WHAT YOU NEED TO DO:
- A) Answer these questions using the shopping app article, one answer per line, marked (i), (ii), (iii):
(i) Which supermarket now owns Kiddicare?
(ii) What does the app photograph in order to look up a product?
(iii) What is the name of the local baby shop the writer mentions?
- B) From the shopping app article, return the stretch from "And ones called" through "it catches on.", copied word for word.
- C) Write the next part of the shopping app article, picking up after its final sentence.

TEXT EXTRACT:
---

I don’t normally write about mobile phones but I recently came across something really clever that I think might catch on. And since it’s about shopping online, it sort of falls under the category of using the internet. Besides, I thought it was interesting!

Anyway, if you don’t give two hoots for mobile phones (or even one and three-quarters), I’ve also got a very simple, but handy website for you and a contender for the “most confusing error message” award explained.

An easier way to check prices
Mobile phones. They’re not just phones anymore. Most of them have built in cameras, diaries and even web access.

And ones called “smartphones” (like the Apple iPhone – probably the most popular smartphone) are basically like full blown computers in a phone.

To be honest, it’s something I’ve never really got into. I think the internet is amazing and there are some brilliantly useful things you can use it for – but I use it at home or at work. I don’t think I’d use it while out shopping, for example.

But I recently came across something that could change that, if it catches on.

An online shop called Kiddicare (they sell prams, cots and lots of things for babies and toddlers) has created a clever program (or “app”, short for application – for some reason if it’s on a mobile phone it’s an app, rather than a program. I don’t think there’s a good reason why) that could save parents money. (Don’t stop reading if you’re not a parent of a baby – I’m sure other online shops will copy the idea soon)

You use the app when you’re out shopping for baby things. Say you’re looking for a car seat and you find one you like the look of in Tesco. The only thing is, you think you might be able to get it cheaper elsewhere – for example by buying online at Kiddicare. You could go home and look it up on your PC. But then if it turned out it was cheaper at Tesco, you’d have to go back in… and you’d have to remember the exact name of the model you liked.

But with this app you use the camera in the phone to take a photo of the barcode on the car seat. It uses that to look up the product on the Kiddicare website (so you need a mobile phone that can access the internet) and shows you the price and other details of it if they also stock it. So with just taking a photo of the barcode, you’ve instantly checked the price. If you want you can order it then and there, on your phone

It’s a really clever idea.

Now, I’m not saying it would always be a good idea to use it. If you’ve gone into the local baby stuff shop (ours is called Baby Bitz) and the owner’s spent half an hour taking you through the different types of car seats and how they work, it would be a bit rude to say “Thanks very much” and then scan the bar code and say “Oh, it’s £1.50 cheaper at Kiddicare, I’ll get it there”. After all, in a way you’re paying for the help and advice they’ve given you as well as the actual product. But if you’re just wondering around a supermarket, then why not?

The interesting thing is that Kiddicare is now owned by Morrisons, the supermarket. How long before a mobile phone can tell you “You’d have saved £11.23 if you’d done that shop at a different supermarket”

Mail Big File – a useful website
The other day, I was musing on very simple websites that just do one thing, but can be really useful.

This is one of them. If you want to send a big file to someone (say a video clip or a really big document) you might not want to email it in the normal way, especially if your (or their) internet connection isn’t too great. It can clog up the email.

That’s where this website comes in. You go to the site (http://free.mailbigfile.com), type in their email address and yours, click on choose a file and select the file you want to send, then click on send. (You can also click on “Message” to include a message if you like – otherwise they might not know what it was.)

---

(Stored records)
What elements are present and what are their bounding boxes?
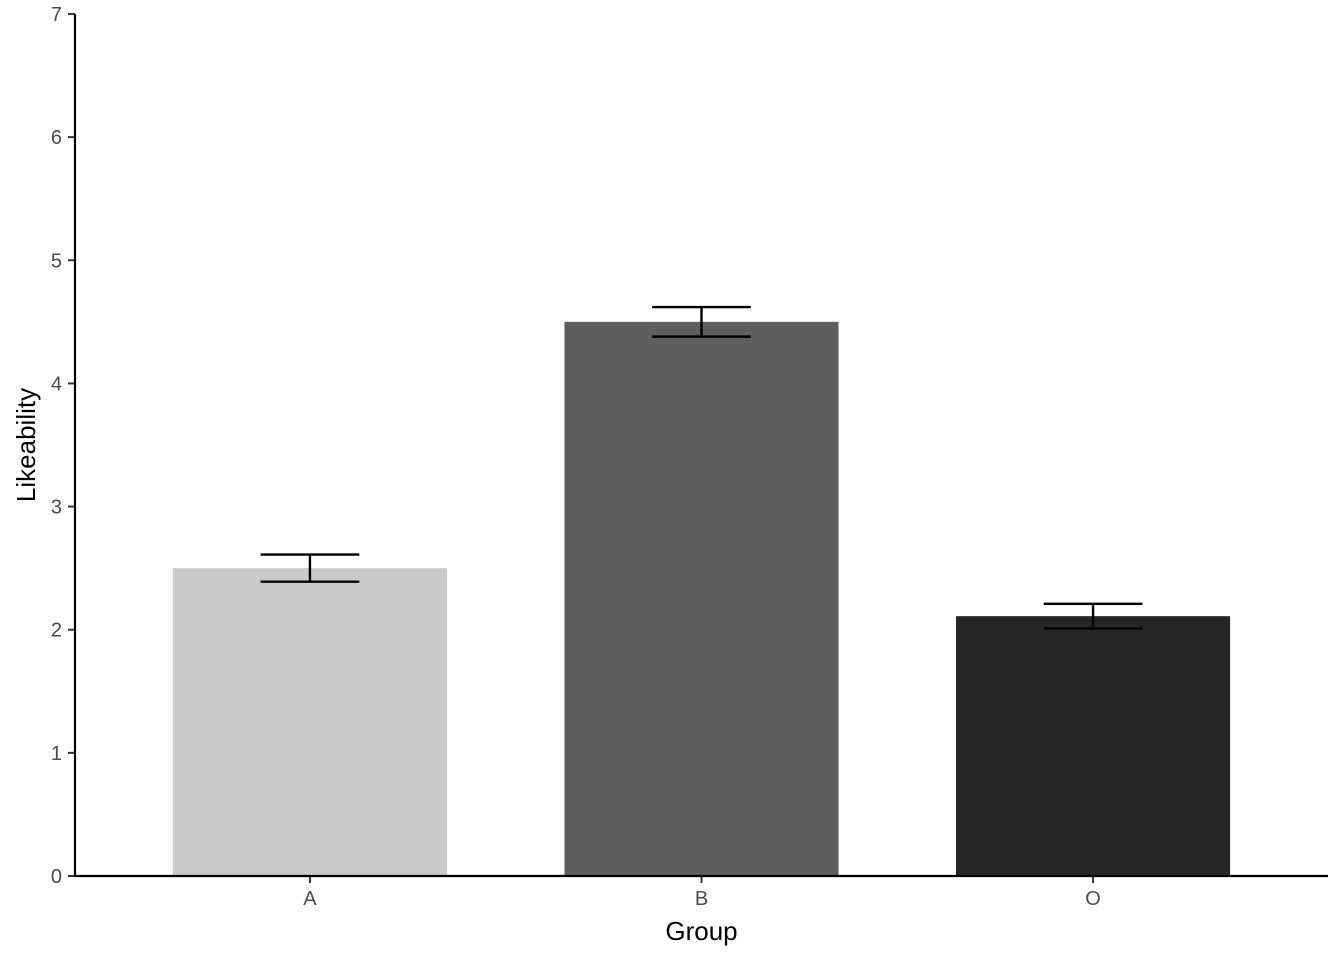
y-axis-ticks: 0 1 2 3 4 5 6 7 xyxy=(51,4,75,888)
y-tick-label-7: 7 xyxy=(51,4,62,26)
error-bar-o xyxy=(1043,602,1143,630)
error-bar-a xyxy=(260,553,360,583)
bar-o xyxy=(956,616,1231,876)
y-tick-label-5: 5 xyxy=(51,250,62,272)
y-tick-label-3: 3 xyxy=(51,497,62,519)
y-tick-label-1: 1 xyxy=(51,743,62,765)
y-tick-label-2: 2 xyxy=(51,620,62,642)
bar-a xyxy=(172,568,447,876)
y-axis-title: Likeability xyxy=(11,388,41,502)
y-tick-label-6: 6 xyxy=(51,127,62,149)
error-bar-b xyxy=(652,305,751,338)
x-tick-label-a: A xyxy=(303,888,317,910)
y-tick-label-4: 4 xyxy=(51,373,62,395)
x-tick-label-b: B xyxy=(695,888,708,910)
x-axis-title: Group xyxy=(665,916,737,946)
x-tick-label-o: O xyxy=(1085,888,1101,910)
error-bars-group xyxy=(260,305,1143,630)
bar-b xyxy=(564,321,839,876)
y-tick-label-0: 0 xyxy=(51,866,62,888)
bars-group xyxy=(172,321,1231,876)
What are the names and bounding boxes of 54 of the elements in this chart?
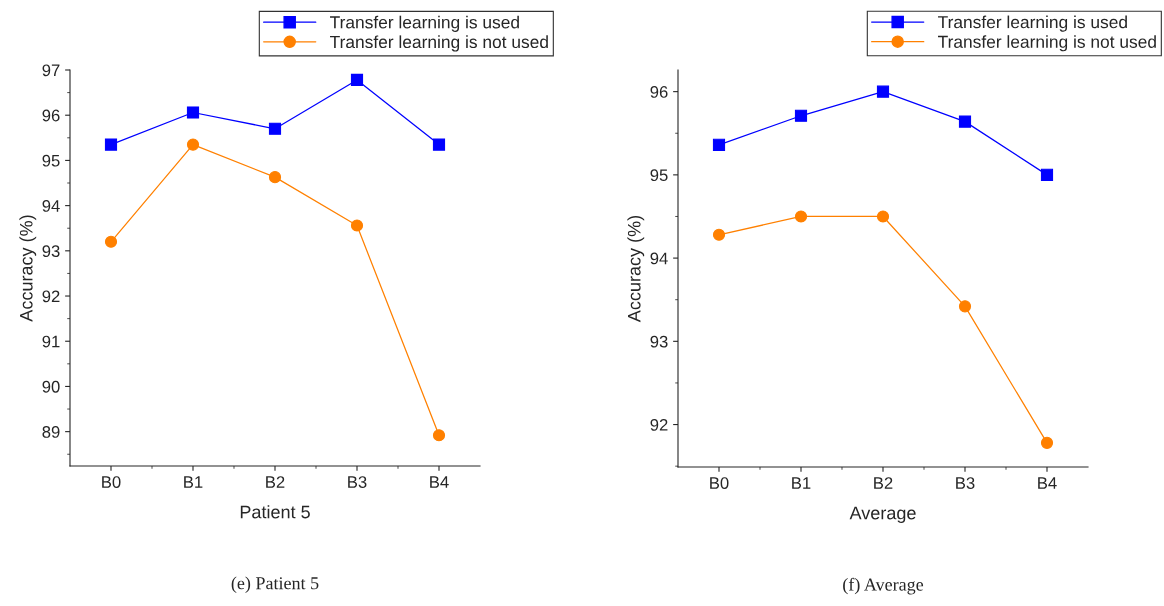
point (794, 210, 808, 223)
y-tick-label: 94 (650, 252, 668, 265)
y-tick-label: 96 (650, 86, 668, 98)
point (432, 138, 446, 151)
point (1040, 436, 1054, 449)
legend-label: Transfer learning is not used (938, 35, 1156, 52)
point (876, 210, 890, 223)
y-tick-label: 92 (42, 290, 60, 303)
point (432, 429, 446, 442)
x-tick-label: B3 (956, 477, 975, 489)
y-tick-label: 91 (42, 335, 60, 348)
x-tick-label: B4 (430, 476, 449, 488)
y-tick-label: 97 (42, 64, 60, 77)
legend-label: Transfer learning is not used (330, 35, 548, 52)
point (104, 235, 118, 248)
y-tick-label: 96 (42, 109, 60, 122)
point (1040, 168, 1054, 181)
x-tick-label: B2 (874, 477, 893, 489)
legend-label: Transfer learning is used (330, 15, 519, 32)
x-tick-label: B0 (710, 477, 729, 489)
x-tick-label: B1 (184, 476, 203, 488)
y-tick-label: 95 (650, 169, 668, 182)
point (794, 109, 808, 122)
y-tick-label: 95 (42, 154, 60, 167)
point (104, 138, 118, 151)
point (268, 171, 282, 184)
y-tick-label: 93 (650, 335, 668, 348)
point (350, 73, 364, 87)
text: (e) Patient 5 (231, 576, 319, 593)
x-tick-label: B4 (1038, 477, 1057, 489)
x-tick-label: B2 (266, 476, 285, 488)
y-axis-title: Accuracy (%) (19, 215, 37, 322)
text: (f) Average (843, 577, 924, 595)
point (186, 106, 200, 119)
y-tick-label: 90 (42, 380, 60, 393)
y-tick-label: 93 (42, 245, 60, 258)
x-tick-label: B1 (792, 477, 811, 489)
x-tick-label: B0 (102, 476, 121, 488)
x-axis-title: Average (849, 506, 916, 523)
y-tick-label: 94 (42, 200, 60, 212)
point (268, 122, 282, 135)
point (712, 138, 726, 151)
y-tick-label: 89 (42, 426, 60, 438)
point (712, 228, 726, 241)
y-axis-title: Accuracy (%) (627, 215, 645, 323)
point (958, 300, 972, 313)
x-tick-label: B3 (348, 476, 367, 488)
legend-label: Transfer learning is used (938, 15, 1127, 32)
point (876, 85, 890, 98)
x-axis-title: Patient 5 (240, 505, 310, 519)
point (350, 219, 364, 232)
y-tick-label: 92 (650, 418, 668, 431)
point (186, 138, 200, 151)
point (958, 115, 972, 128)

---

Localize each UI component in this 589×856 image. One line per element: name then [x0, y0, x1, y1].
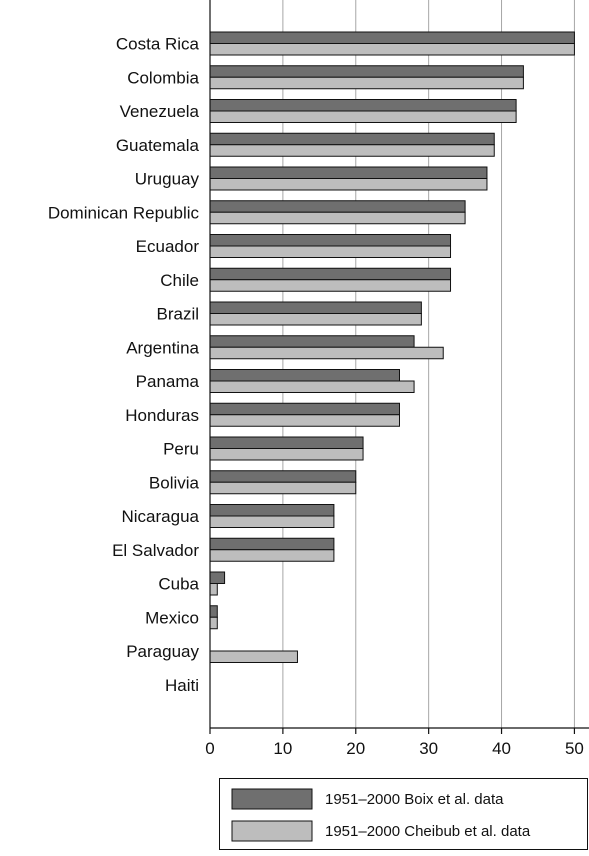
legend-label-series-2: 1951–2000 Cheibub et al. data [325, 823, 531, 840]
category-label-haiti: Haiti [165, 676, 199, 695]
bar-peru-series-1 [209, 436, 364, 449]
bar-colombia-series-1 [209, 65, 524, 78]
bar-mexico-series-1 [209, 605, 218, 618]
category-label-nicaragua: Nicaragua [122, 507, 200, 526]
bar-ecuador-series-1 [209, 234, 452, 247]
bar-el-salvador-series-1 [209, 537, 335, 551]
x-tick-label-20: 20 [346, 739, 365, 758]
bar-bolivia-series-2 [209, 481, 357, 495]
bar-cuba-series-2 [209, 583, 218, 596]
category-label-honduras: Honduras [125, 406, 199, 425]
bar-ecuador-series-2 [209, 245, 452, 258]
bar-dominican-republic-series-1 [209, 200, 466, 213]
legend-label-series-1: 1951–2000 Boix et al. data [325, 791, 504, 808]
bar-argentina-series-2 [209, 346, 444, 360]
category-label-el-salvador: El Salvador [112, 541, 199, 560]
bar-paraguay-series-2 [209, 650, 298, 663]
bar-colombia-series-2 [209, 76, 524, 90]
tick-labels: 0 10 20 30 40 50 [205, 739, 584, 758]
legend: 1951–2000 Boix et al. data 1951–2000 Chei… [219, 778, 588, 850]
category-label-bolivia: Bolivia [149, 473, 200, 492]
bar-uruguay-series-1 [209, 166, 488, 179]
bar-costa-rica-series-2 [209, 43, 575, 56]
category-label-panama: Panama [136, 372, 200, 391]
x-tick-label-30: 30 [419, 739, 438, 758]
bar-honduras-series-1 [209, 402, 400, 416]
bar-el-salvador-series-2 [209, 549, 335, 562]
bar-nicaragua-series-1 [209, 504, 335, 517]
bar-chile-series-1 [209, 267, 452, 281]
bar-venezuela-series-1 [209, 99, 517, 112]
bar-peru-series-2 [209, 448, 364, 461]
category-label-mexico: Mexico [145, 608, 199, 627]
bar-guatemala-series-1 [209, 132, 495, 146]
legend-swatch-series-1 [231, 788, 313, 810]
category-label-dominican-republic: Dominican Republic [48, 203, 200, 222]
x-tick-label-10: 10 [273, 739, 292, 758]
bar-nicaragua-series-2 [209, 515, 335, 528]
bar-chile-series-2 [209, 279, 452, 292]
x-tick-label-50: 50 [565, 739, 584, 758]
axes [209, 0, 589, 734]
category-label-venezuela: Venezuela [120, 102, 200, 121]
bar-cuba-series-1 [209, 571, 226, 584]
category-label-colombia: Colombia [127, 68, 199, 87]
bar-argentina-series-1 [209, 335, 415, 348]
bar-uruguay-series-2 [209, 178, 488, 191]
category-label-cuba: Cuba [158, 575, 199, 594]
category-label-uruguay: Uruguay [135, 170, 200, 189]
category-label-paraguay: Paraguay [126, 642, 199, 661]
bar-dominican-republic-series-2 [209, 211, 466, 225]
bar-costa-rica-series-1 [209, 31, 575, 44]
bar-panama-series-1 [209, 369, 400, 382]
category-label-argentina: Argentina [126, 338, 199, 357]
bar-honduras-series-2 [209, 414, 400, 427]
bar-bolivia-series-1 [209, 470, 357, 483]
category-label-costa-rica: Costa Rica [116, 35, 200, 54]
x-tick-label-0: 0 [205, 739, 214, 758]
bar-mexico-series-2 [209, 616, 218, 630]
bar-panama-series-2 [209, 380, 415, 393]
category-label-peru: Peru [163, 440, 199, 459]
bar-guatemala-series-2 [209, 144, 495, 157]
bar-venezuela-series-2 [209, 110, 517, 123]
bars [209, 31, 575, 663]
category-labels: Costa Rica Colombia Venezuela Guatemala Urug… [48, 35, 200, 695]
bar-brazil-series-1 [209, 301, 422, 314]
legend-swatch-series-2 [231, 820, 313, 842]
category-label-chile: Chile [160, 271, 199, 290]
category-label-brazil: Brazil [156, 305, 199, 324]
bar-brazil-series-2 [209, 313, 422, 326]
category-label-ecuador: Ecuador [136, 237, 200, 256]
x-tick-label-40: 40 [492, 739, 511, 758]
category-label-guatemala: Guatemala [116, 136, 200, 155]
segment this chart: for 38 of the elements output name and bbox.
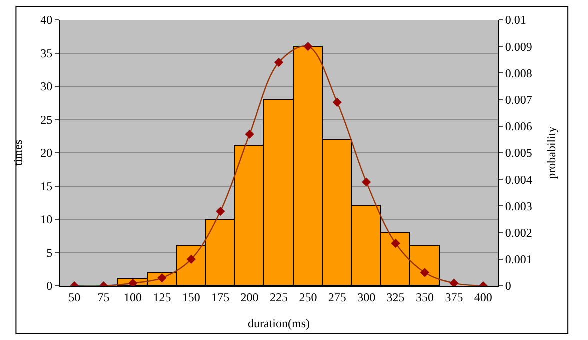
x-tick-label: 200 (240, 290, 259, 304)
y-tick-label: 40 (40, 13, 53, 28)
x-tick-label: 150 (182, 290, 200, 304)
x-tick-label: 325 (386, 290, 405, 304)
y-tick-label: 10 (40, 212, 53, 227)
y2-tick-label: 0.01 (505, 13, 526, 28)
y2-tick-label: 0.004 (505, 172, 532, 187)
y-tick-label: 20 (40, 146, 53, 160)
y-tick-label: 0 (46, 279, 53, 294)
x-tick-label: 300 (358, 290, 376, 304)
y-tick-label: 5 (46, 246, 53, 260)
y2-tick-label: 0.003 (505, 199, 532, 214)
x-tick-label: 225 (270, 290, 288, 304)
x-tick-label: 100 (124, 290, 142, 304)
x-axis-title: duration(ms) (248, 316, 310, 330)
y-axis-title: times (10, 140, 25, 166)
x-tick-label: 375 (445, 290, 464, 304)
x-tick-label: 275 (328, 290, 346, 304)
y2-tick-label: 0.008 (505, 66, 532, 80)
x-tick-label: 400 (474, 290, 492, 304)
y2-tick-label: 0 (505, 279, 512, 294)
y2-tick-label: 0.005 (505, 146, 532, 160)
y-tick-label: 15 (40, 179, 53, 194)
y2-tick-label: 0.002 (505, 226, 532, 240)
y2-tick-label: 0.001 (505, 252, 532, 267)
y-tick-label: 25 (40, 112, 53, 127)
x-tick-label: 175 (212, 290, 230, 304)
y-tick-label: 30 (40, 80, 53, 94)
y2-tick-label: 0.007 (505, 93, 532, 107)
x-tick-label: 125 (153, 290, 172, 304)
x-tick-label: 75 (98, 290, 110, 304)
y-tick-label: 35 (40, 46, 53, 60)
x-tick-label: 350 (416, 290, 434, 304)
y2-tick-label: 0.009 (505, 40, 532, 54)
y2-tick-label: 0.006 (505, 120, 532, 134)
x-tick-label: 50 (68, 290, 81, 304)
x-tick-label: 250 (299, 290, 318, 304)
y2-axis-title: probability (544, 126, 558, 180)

---

OUTPUTS BY TASK:
- A)
(i) Morrisons
(ii) The barcode on the product
(iii) Baby Bitz

- B)
And ones called “smartphones” (like the Apple iPhone – probably the most popular smartphone) are basically like full blown computers in a phone.

To be honest, it’s something I’ve never really got into. I think the internet is amazing and there are some brilliantly useful things you can use it for – but I use it at home or at work. I don’t think I’d use it while out shopping, for example.

But I recently came across something that could change that, if it catches on.

- C)
It sends them an email with a link in it – when they click that link it takes them to a webpage where they can download the big file at their leisure.

Nifty – it’s something I’ve used a few times. I don’t use it a lot, but when I do, it’s really handy.

The dreaded “404 error”
Computer programmers must be pretty clever to write the programs they do. Otherwise they simply couldn’t do the job. But I always wonder how people so clever can sometimes be so, well, so daft.

One of my particular pet hates is some of the daft error messages computers come up with when something goes wrong. (My favourite is “An error has occurred because an error has occurred”)

Giving code numbers instead of a proper explanation is just one example. The one you’re most likely to see is if you’re trying to look at a web page and get a screen saying “404 error”.

Depending on the website owner, you might get more information as well – or you might not.

If you see the “404 error”, all it means is your PC wasn’t able to find the particular page of the website that you’re after. (For example if you’re on a newspaper website and clicked on a link for the weather forecast page.)

There are a few possible reasons. It could be that the link was set up wrong – so it doesn’t point to the right address. It could be that your internet connection had a very brief snag when it stopped working. It could be that the website has just stopped working. It could even be that at the split second you looked, they were just in the process of deleting the old page and replacing it with an updated one.

The thing to do is simply try again – if you press the F5 key at the top of the keyboard it will have another go. If it was a brief snag or anything like that, then it should work this time. If it’s something longer term (eg the website has gone completely down), you might have to just try again later on. But it’s always worth pressing F5 first – roughly half the time it’ll just work when you do.

Right, that’s it for this time. Oh, except to say “oops” for starting the last issue by saying “Merry Christmas in advance”. As you might have guessed, I’d copied the previous issue to get the formatting the same and deleted all the text except that bit. Ooops! It didn’t help that two lines later I mentioned my liking for a nice single malt, leading some people (well, I’ll be honest, one or two of the people who work here) to suggest maybe the whisky was why I’d got it wrong. I tried to claim I just meant very much in advance but I didn’t get away with it. Ah well!